(SET PROBLEM) Wherever a line below holds the word "image", copy that line.

(RECORDS SUPPLIED)
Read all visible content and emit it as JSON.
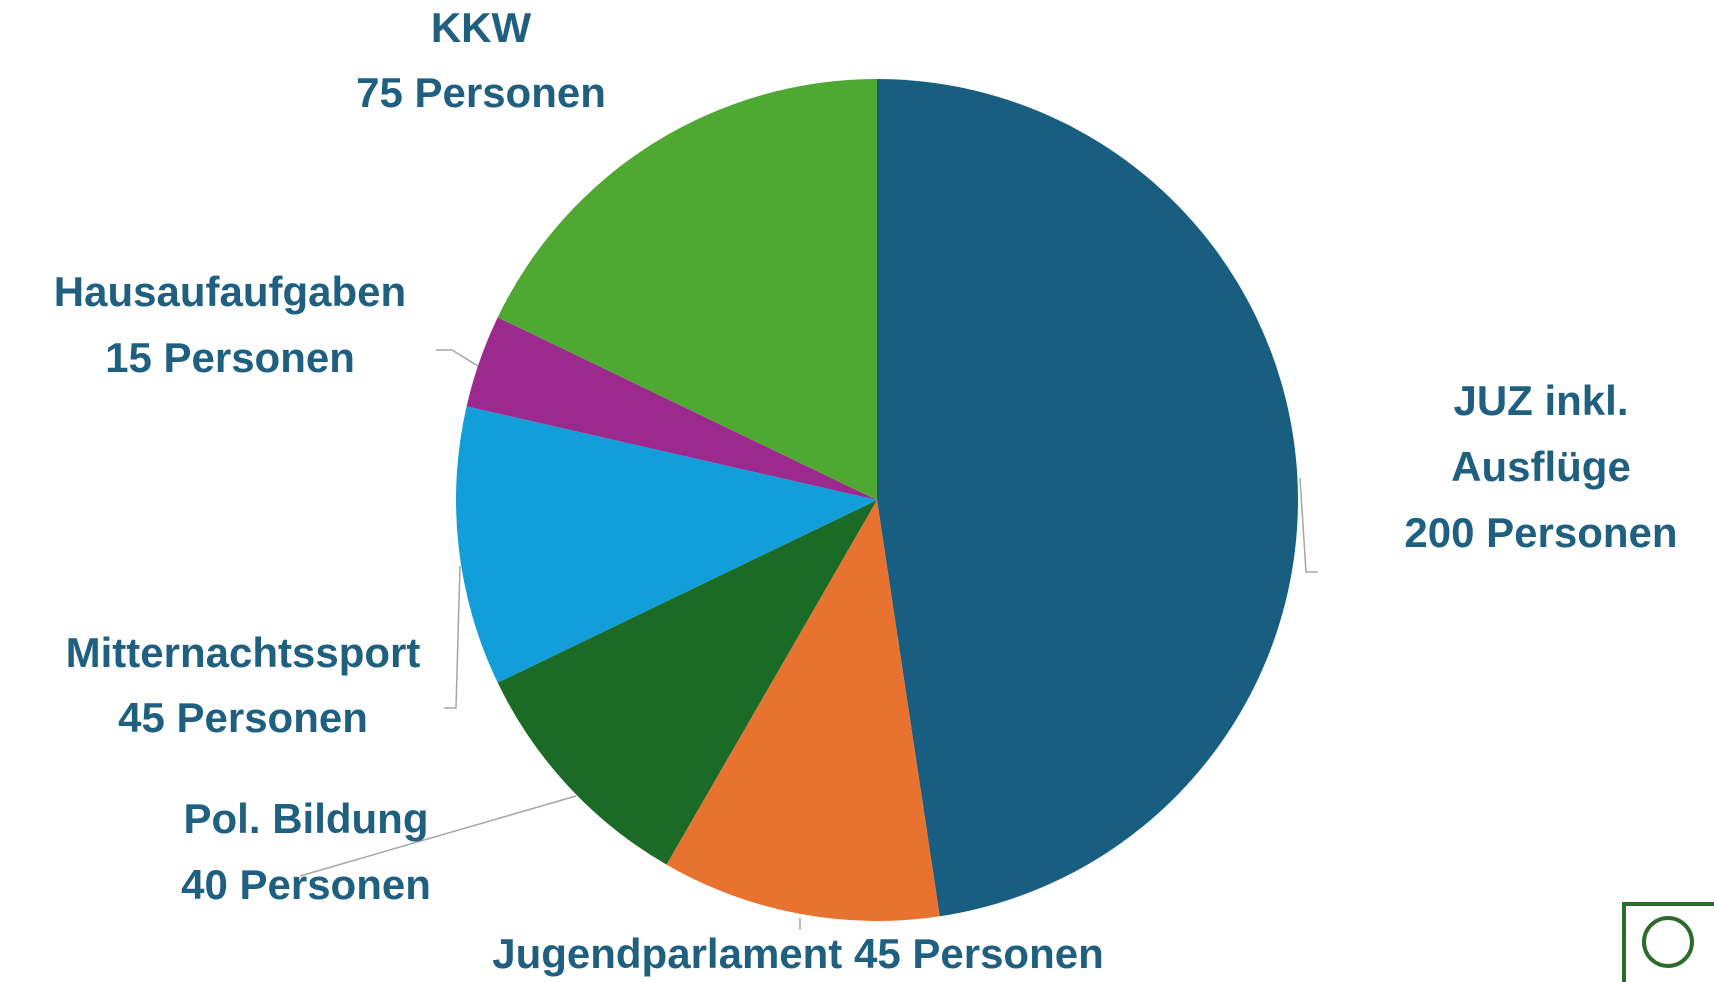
{
  "chart_data": {
    "type": "pie",
    "categories": [
      "JUZ inkl. Ausflüge",
      "Jugendparlament",
      "Pol. Bildung",
      "Mitternachtssport",
      "Hausaufaufgaben",
      "KKW"
    ],
    "values": [
      200,
      45,
      40,
      45,
      15,
      75
    ],
    "value_labels": [
      "200 Personen",
      "45 Personen",
      "40 Personen",
      "45 Personen",
      "15 Personen",
      "75 Personen"
    ],
    "colors": [
      "#175e80",
      "#e8722f",
      "#1b6b26",
      "#129ed8",
      "#9c2a8e",
      "#4ea832"
    ]
  }
}
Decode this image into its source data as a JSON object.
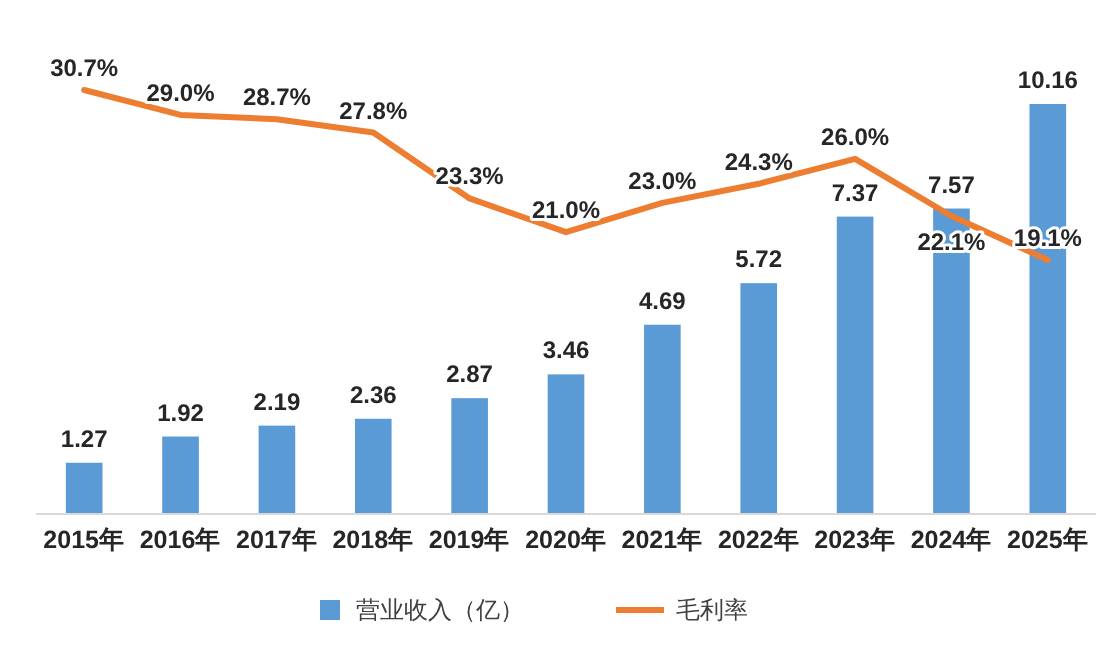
{
  "chart_data": {
    "type": "bar",
    "categories": [
      "2015年",
      "2016年",
      "2017年",
      "2018年",
      "2019年",
      "2020年",
      "2021年",
      "2022年",
      "2023年",
      "2024年",
      "2025年"
    ],
    "series": [
      {
        "name": "营业收入（亿）",
        "color": "#5b9bd5",
        "values": [
          1.27,
          1.92,
          2.19,
          2.36,
          2.87,
          3.46,
          4.69,
          5.72,
          7.37,
          7.57,
          10.16
        ],
        "value_labels": [
          "1.27",
          "1.92",
          "2.19",
          "2.36",
          "2.87",
          "3.46",
          "4.69",
          "5.72",
          "7.37",
          "7.57",
          "10.16"
        ]
      },
      {
        "name": "毛利率",
        "type": "line",
        "axis": "y2",
        "color": "#ed7d31",
        "values": [
          30.7,
          29.0,
          28.7,
          27.8,
          23.3,
          21.0,
          23.0,
          24.3,
          26.0,
          22.1,
          19.1
        ],
        "value_labels": [
          "30.7%",
          "29.0%",
          "28.7%",
          "27.8%",
          "23.3%",
          "21.0%",
          "23.0%",
          "24.3%",
          "26.0%",
          "22.1%",
          "19.1%"
        ]
      }
    ],
    "legend": "bottom",
    "marker": "none",
    "line_style": "solid"
  }
}
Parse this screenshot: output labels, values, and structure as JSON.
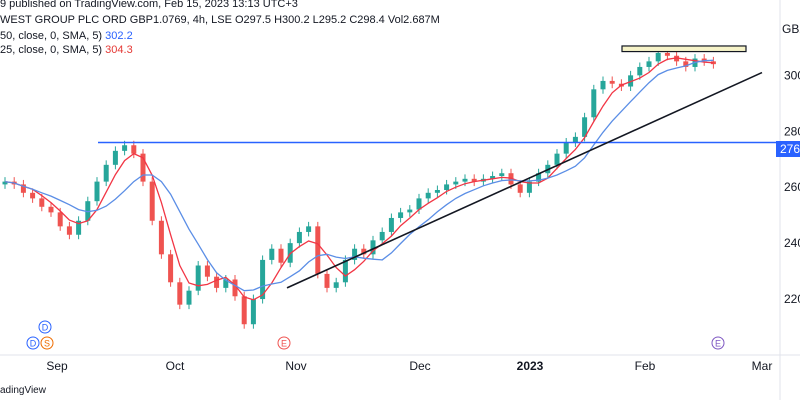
{
  "header": {
    "published": "9 published on TradingView.com, Feb 15, 2023 13:13 UTC+3",
    "symbol_line": "WEST GROUP PLC ORD GBP1.0769, 4h, LSE  O297.5  H300.2  L295.2  C298.4  Vol2.687M",
    "sma50_label": "50, close, 0, SMA, 5)",
    "sma50_value": "302.2",
    "sma25_label": "25, close, 0, SMA, 5)",
    "sma25_value": "304.3"
  },
  "currency_label": "GBX",
  "horizontal_level_tag": "276",
  "footer": "adingView",
  "colors": {
    "up": "#26a69a",
    "down": "#ef5350",
    "sma_fast": "#f23645",
    "sma_slow": "#5b8ee6",
    "hline": "#2962ff",
    "trend": "#131722",
    "box_fill": "#f6f3c8"
  },
  "chart_data": {
    "type": "candlestick",
    "ylim": [
      200,
      318
    ],
    "y_ticks": [
      220,
      240,
      260,
      280,
      300
    ],
    "y_tick_labels": [
      "220",
      "240",
      "260",
      "280",
      "300"
    ],
    "x_labels": [
      "Sep",
      "Oct",
      "Nov",
      "Dec",
      "2023",
      "Feb",
      "Mar"
    ],
    "horizontal_level": 276,
    "trendline": {
      "from": [
        "Oct 27",
        224
      ],
      "to": [
        "Feb 28",
        301
      ]
    },
    "resistance_box": {
      "from": [
        "Jan 25",
        308.5
      ],
      "to": [
        "Feb 26",
        310.5
      ]
    },
    "last_close": 298.4,
    "markers": [
      "D",
      "D",
      "S",
      "E",
      "E"
    ],
    "prices": [
      262,
      261,
      258,
      256,
      253,
      251,
      246,
      243,
      248,
      255,
      262,
      268,
      273,
      275,
      272,
      262,
      248,
      236,
      226,
      218,
      223,
      232,
      228,
      224,
      227,
      221,
      211,
      220,
      234,
      238,
      233,
      240,
      244,
      246,
      229,
      224,
      226,
      234,
      238,
      236,
      241,
      244,
      249,
      251,
      252,
      256,
      258,
      259,
      261,
      262,
      263,
      262,
      263,
      264,
      265,
      261,
      258,
      262,
      265,
      268,
      272,
      276,
      278,
      285,
      295,
      298,
      297,
      296,
      300,
      303,
      305,
      308,
      307,
      305,
      303,
      306,
      305,
      304
    ]
  }
}
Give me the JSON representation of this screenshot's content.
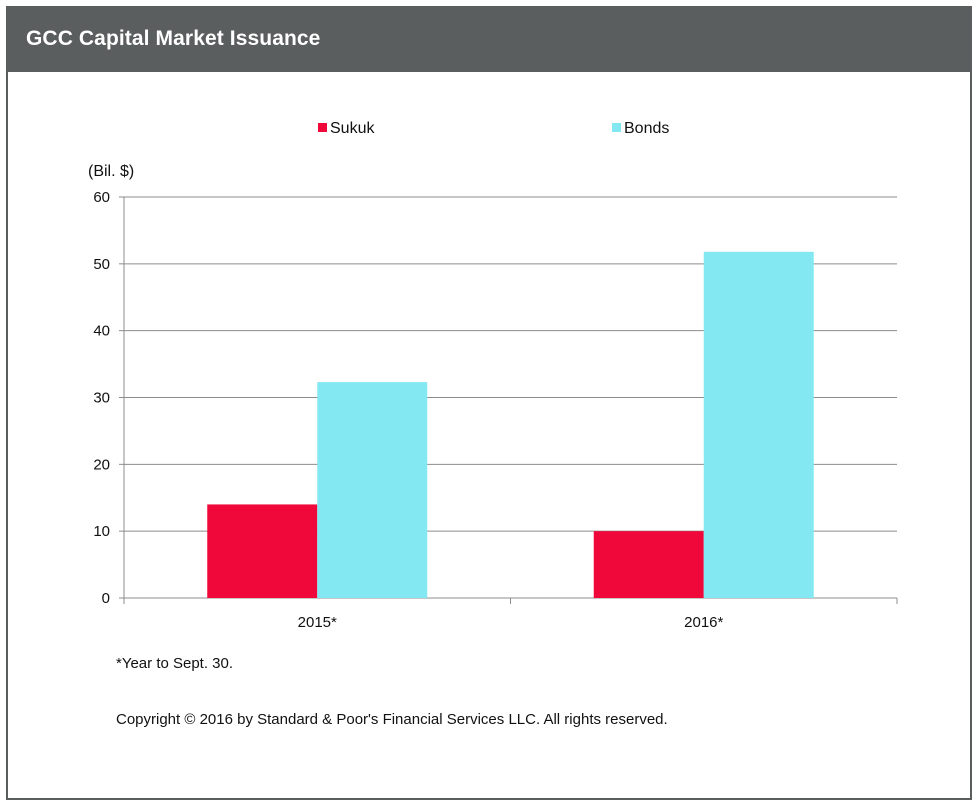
{
  "header": {
    "title": "GCC Capital Market Issuance"
  },
  "chart_data": {
    "type": "bar",
    "title": "GCC Capital Market Issuance",
    "ylabel": "(Bil. $)",
    "xlabel": "",
    "categories": [
      "2015*",
      "2016*"
    ],
    "series": [
      {
        "name": "Sukuk",
        "color": "#f0083a",
        "values": [
          14,
          10
        ]
      },
      {
        "name": "Bonds",
        "color": "#84e8f2",
        "values": [
          32.3,
          51.8
        ]
      }
    ],
    "ylim": [
      0,
      60
    ],
    "yticks": [
      0,
      10,
      20,
      30,
      40,
      50,
      60
    ],
    "grid": true,
    "legend_position": "top-center"
  },
  "notes": {
    "footnote": "*Year to Sept. 30.",
    "copyright": "Copyright © 2016 by Standard & Poor's Financial Services LLC. All rights reserved."
  },
  "colors": {
    "header_bg": "#5b5e5e",
    "grid": "#8c8c8c",
    "axis": "#8c8c8c"
  }
}
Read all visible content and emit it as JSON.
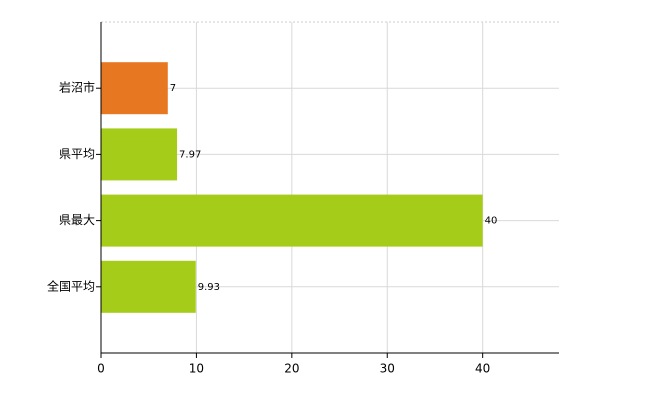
{
  "chart_data": {
    "type": "bar",
    "orientation": "horizontal",
    "categories": [
      "岩沼市",
      "県平均",
      "県最大",
      "全国平均"
    ],
    "values": [
      7,
      7.97,
      40,
      9.93
    ],
    "colors": [
      "#e87722",
      "#a4cc18",
      "#a4cc18",
      "#a4cc18"
    ],
    "xlim": [
      0,
      48
    ],
    "xticks": [
      0,
      10,
      20,
      30,
      40
    ],
    "grid": true
  }
}
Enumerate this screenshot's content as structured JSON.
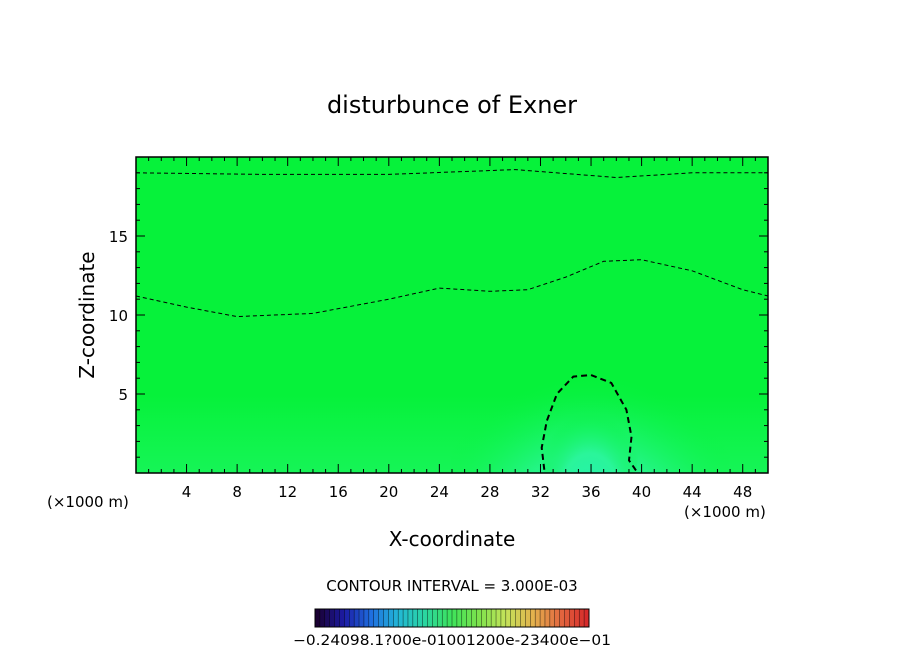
{
  "chart_data": {
    "type": "heatmap",
    "title": "disturbunce of Exner",
    "xlabel": "X-coordinate",
    "ylabel": "Z-coordinate",
    "x_unit_left": "(×1000 m)",
    "x_unit_right": "(×1000 m)",
    "xlim": [
      0,
      50
    ],
    "ylim": [
      0,
      20
    ],
    "x_ticks": [
      4,
      8,
      12,
      16,
      20,
      24,
      28,
      32,
      36,
      40,
      44,
      48
    ],
    "y_ticks": [
      5,
      10,
      15
    ],
    "contour_interval_text": "CONTOUR INTERVAL = 3.000E-03",
    "colorbar": {
      "label_text": "−0.24098.1?00e-01001200e-23400e−01",
      "range": [
        -0.24,
        0.24
      ],
      "colors": [
        "#1a0033",
        "#1c1ca6",
        "#1f6fe0",
        "#22b7d6",
        "#2bd6a0",
        "#3ee35a",
        "#7ee34d",
        "#c4e35a",
        "#e3b24d",
        "#e36a40",
        "#d62a2a"
      ]
    },
    "field_colors": {
      "background": "#06f23a",
      "band_low": "#0ef24a",
      "band_mid": "#1af55e",
      "anomaly": "#2af59a",
      "anomaly_core": "#22f0b4"
    },
    "contours": [
      {
        "style": "dashed",
        "points": [
          [
            0,
            19.0
          ],
          [
            10,
            18.9
          ],
          [
            20,
            18.9
          ],
          [
            30,
            19.2
          ],
          [
            38,
            18.7
          ],
          [
            44,
            19.0
          ],
          [
            50,
            19.0
          ]
        ]
      },
      {
        "style": "dashed",
        "points": [
          [
            0,
            11.2
          ],
          [
            4,
            10.5
          ],
          [
            8,
            9.9
          ],
          [
            14,
            10.1
          ],
          [
            20,
            11.0
          ],
          [
            24,
            11.7
          ],
          [
            28,
            11.5
          ],
          [
            31,
            11.6
          ],
          [
            34,
            12.4
          ],
          [
            37,
            13.4
          ],
          [
            40,
            13.5
          ],
          [
            44,
            12.8
          ],
          [
            48,
            11.6
          ],
          [
            50,
            11.2
          ]
        ]
      },
      {
        "style": "dashed-bold",
        "points": [
          [
            32.3,
            0.2
          ],
          [
            32.1,
            1.6
          ],
          [
            32.5,
            3.3
          ],
          [
            33.3,
            5.0
          ],
          [
            34.6,
            6.1
          ],
          [
            36.0,
            6.2
          ],
          [
            37.6,
            5.7
          ],
          [
            38.8,
            4.0
          ],
          [
            39.2,
            2.3
          ],
          [
            39.0,
            0.8
          ],
          [
            39.7,
            0.0
          ]
        ]
      }
    ]
  }
}
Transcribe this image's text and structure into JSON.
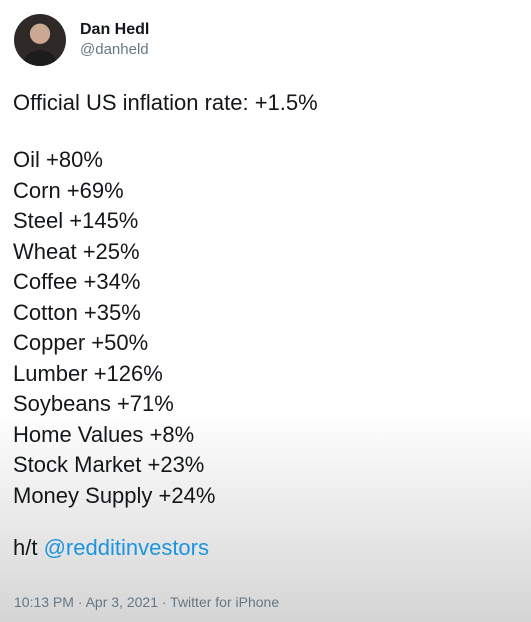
{
  "author": {
    "display_name": "Dan Hedl",
    "handle": "@danheld"
  },
  "tweet": {
    "headline": "Official US inflation rate: +1.5%",
    "items": [
      "Oil +80%",
      "Corn +69%",
      "Steel +145%",
      "Wheat +25%",
      "Coffee +34%",
      "Cotton +35%",
      "Copper +50%",
      "Lumber +126%",
      "Soybeans +71%",
      "Home Values +8%",
      "Stock Market +23%",
      "Money Supply +24%"
    ],
    "hattip_prefix": "h/t",
    "hattip_mention": "@redditinvestors",
    "timestamp": "10:13 PM · Apr 3, 2021 · Twitter for iPhone"
  },
  "colors": {
    "link": "#1b95e0",
    "secondary_text": "#657786",
    "primary_text": "#14171a"
  }
}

(EXERCISE SOLUTION)
Decode this image into its source data as a JSON object.
Transcribe this image's text and structure into JSON.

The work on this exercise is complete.